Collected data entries
-- START --

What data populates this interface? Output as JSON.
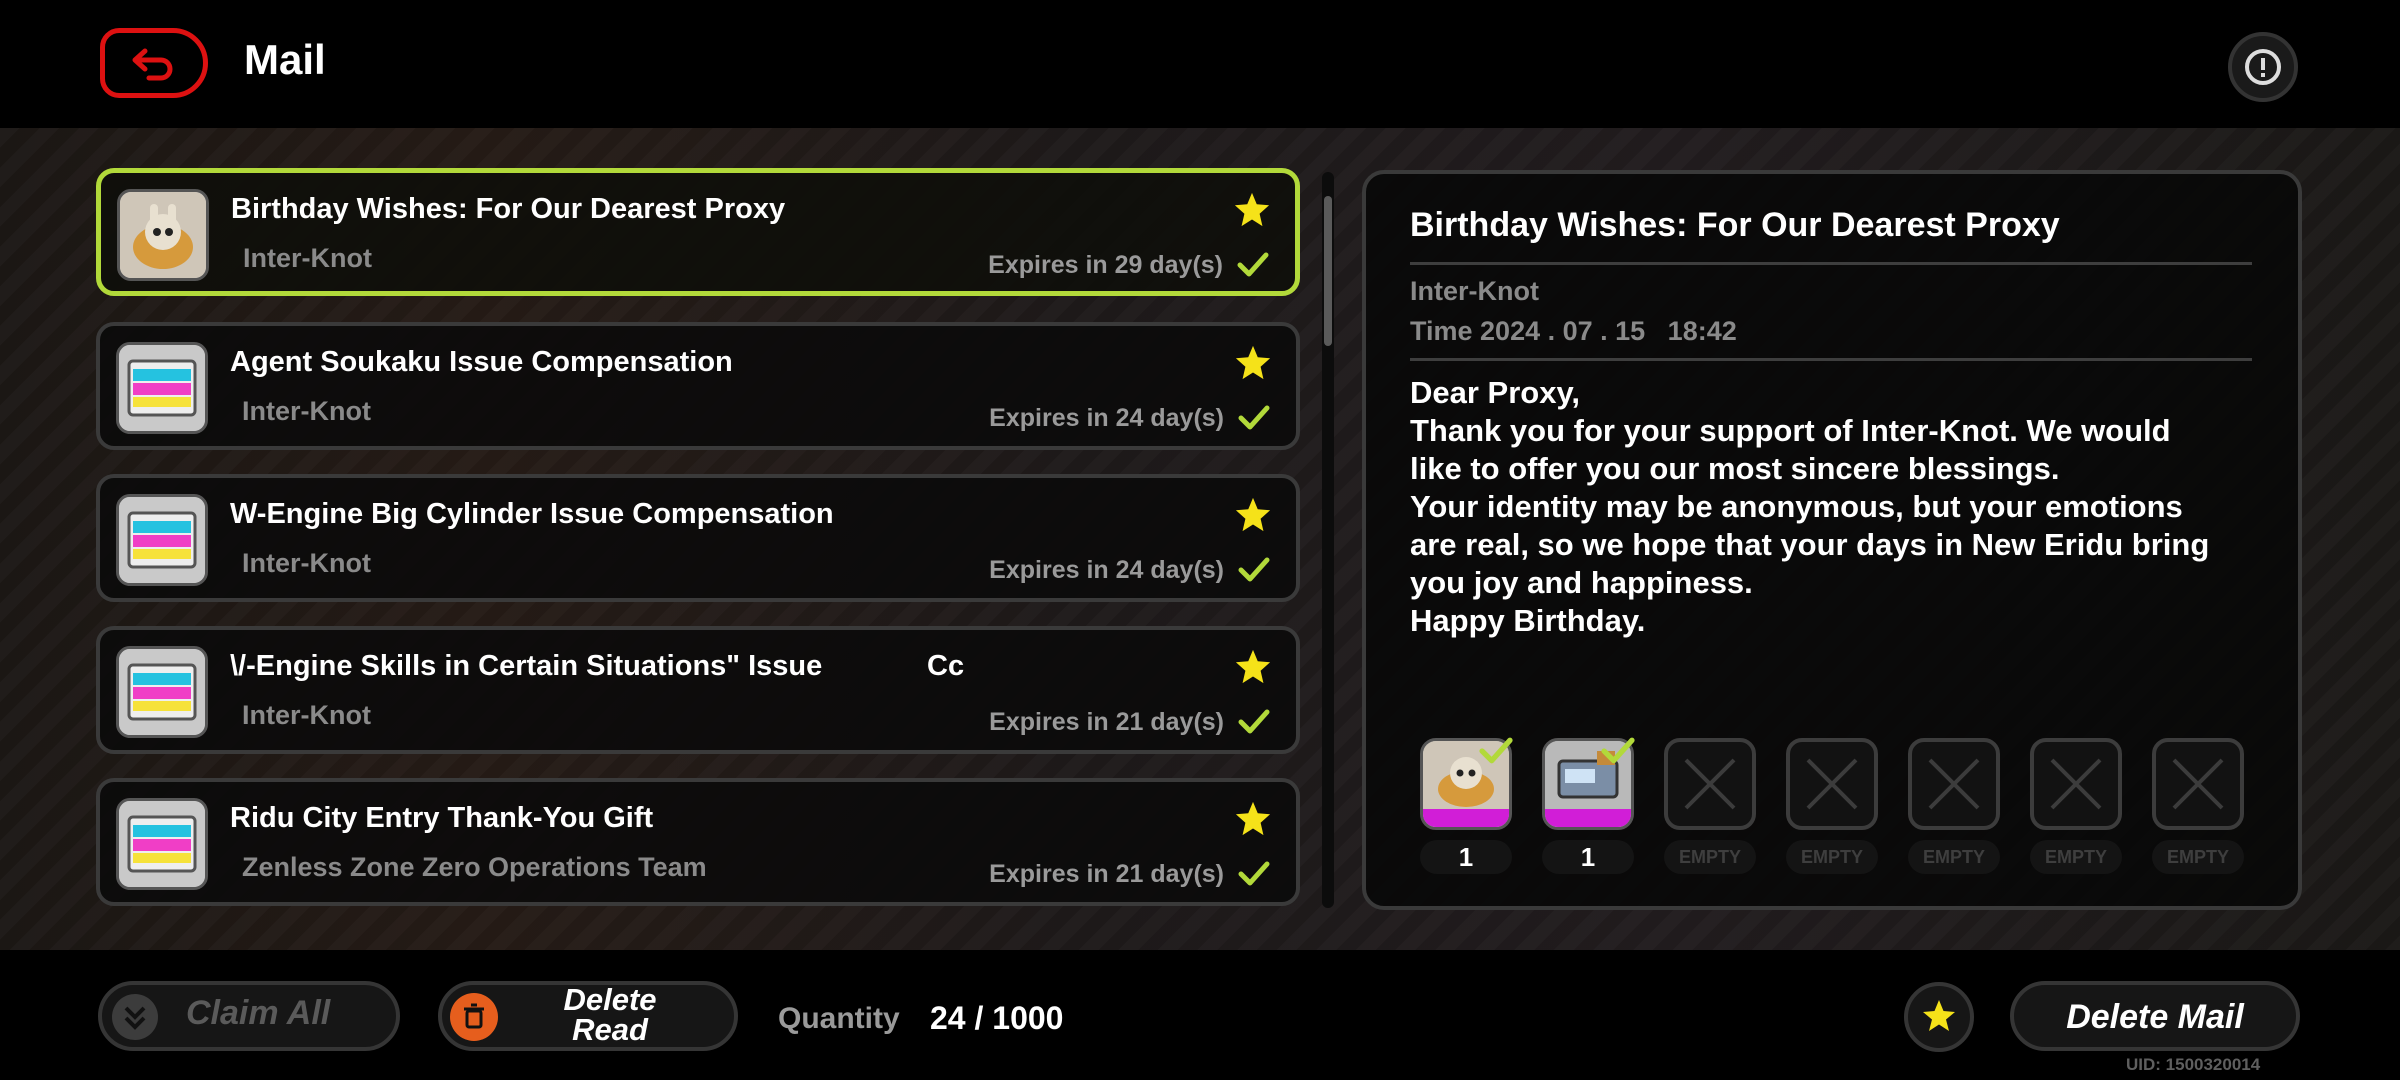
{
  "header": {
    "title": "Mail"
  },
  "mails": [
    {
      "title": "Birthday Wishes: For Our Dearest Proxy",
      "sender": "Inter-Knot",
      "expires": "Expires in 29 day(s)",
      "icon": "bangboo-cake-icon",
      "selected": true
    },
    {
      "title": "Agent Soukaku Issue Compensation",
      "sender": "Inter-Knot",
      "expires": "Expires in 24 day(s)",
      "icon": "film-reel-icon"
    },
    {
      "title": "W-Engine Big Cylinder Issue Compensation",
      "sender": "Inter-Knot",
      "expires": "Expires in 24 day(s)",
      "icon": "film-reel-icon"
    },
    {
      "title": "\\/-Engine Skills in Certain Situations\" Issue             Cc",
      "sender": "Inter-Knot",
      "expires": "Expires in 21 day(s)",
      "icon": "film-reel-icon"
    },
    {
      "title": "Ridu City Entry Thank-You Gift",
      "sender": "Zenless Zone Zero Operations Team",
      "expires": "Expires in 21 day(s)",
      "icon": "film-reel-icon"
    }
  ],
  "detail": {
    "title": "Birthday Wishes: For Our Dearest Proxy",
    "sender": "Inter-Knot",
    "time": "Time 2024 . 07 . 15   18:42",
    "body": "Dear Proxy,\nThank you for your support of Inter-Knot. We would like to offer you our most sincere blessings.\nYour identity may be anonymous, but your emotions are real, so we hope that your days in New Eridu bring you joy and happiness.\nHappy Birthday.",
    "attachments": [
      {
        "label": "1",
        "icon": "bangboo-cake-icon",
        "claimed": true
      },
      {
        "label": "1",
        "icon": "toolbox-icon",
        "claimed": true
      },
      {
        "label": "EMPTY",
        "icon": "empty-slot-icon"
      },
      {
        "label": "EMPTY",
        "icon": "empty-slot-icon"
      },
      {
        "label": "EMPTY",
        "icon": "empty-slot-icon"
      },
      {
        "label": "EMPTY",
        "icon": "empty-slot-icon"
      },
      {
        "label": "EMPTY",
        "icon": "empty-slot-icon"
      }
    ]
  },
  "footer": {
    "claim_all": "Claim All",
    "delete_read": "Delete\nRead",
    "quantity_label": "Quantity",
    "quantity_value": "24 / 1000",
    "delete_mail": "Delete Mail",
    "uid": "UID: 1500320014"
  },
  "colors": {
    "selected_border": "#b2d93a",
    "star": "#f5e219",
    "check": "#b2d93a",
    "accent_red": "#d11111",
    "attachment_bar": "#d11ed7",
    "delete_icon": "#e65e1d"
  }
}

-- END --
-- START --

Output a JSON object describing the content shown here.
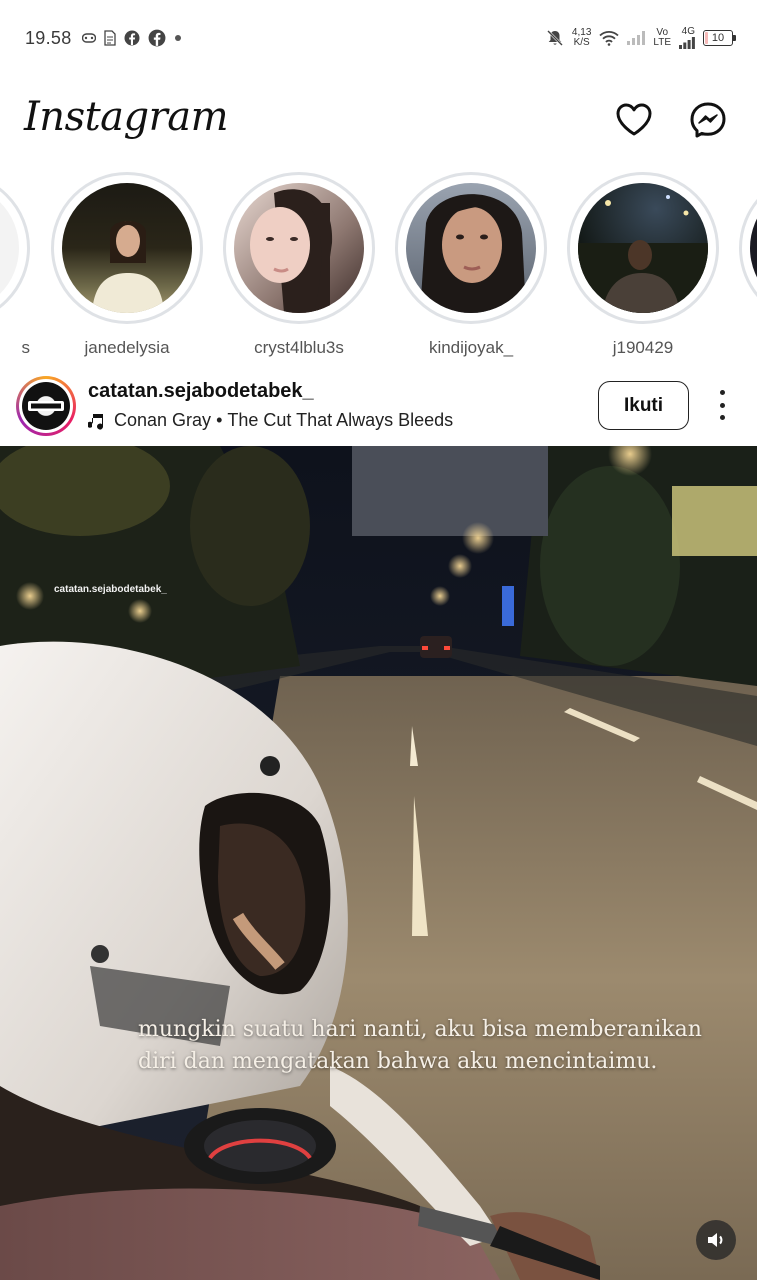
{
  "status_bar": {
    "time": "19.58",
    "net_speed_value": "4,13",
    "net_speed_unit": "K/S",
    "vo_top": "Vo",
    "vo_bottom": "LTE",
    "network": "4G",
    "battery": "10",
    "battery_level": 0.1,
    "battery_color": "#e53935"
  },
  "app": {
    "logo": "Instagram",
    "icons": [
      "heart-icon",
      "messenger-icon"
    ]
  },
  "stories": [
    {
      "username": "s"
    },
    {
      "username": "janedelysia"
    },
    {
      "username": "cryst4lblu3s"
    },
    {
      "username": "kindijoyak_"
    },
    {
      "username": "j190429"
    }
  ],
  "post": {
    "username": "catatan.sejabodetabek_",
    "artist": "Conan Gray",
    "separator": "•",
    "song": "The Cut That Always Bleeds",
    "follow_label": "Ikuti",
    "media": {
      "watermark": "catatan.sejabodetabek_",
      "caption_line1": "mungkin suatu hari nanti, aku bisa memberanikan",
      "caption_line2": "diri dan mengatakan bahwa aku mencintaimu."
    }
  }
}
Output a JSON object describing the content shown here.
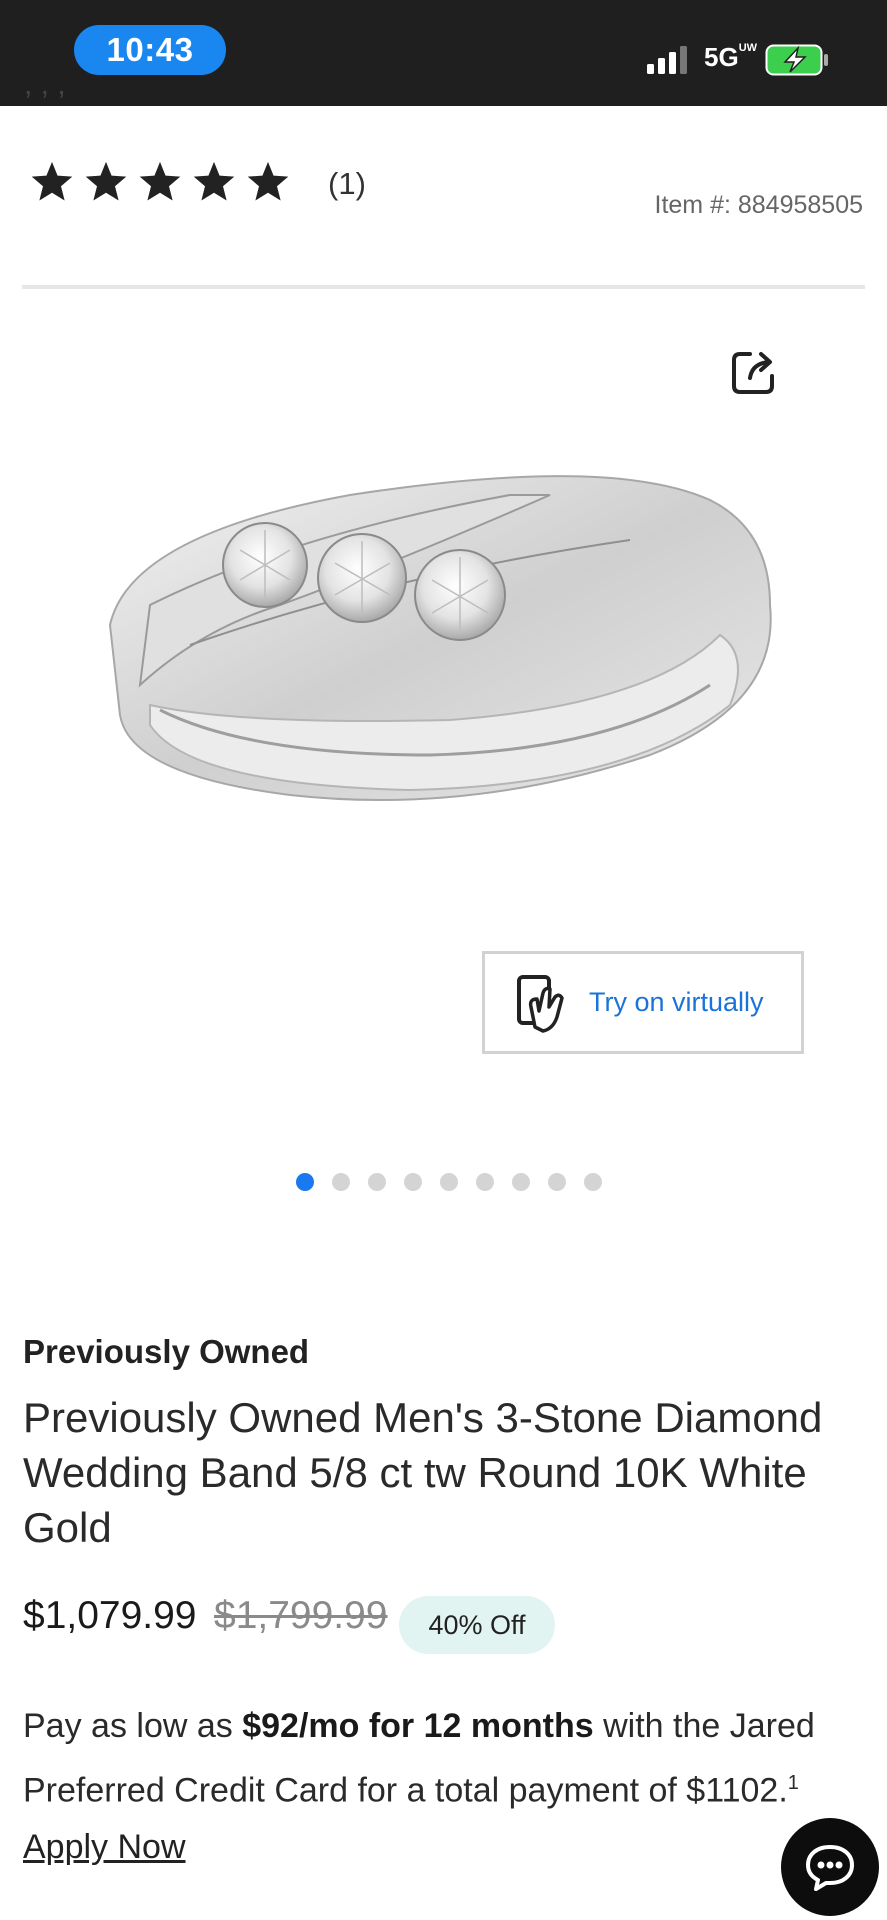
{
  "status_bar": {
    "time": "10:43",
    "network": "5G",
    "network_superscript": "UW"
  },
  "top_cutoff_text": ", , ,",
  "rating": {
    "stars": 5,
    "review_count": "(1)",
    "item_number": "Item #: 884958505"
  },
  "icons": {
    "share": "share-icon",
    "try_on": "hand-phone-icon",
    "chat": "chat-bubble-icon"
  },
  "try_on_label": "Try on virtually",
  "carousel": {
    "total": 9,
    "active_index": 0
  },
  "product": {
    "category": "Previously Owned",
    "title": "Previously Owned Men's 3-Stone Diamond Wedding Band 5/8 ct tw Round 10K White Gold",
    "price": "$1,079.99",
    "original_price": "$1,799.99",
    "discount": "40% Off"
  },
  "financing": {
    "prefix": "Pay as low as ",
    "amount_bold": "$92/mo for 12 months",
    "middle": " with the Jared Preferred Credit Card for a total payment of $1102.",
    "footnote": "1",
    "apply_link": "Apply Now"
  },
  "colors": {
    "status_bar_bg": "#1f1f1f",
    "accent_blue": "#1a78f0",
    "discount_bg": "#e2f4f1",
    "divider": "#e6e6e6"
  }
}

-- END --

Exercise requirements
Reproduce each line of the material containing the word "total".

Result below
    "total": 9,
    "middle": " with the Jared Preferred Credit Card for a total payment of $1102.",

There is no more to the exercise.